TASK TO CARRY OUT: Go through the entries below and copy each line containing the word "Information".

RECORDS FOR PROCESSING:
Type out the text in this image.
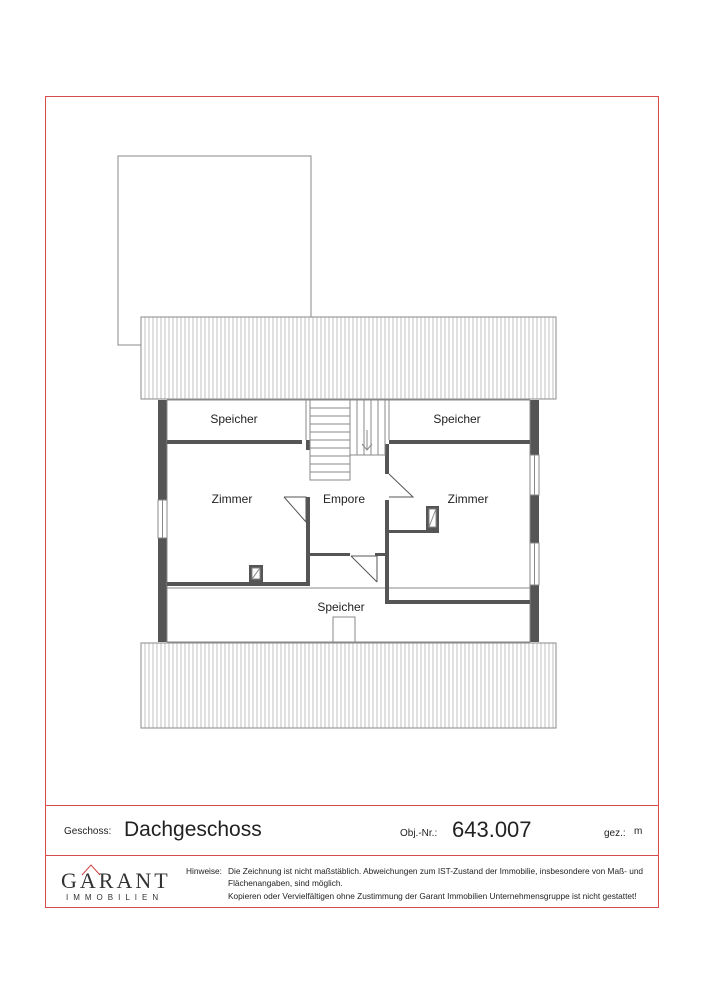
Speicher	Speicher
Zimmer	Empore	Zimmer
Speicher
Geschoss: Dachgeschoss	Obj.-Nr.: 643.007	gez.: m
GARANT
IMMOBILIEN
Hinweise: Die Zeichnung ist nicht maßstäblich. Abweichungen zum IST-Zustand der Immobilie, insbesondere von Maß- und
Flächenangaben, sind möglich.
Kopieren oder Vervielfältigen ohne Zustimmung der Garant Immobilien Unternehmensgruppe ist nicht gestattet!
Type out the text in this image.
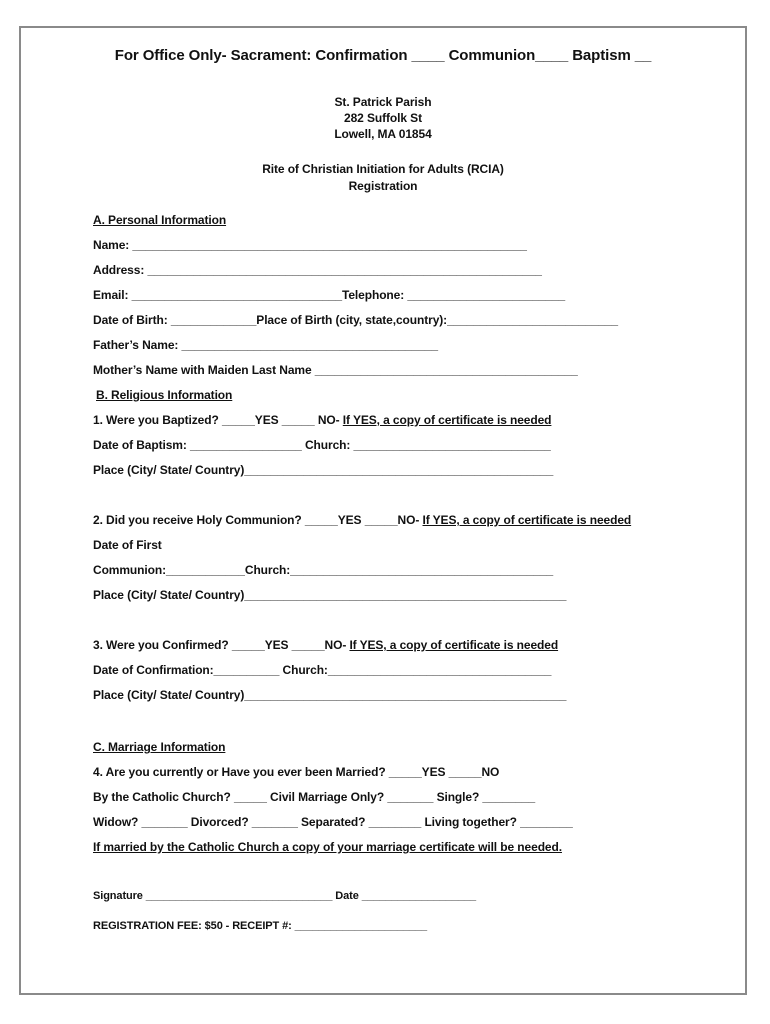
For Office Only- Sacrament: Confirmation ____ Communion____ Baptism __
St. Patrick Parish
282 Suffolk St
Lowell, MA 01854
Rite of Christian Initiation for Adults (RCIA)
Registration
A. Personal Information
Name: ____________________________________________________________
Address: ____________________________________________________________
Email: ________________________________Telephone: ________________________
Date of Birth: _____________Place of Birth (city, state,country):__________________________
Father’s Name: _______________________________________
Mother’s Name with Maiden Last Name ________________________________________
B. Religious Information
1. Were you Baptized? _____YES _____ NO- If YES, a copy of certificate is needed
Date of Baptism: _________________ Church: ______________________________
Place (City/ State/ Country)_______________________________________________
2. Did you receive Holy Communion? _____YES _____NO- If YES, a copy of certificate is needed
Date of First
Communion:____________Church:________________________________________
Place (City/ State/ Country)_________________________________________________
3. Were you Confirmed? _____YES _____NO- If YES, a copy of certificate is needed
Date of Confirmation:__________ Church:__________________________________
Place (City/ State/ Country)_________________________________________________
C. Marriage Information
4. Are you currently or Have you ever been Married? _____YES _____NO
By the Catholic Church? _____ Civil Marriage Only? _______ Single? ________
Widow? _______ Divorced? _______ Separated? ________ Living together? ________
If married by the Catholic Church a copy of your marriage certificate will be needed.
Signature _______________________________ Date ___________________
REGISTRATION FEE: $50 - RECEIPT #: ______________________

REPLY:
A. Personal Information
B. Religious Information
C. Marriage Information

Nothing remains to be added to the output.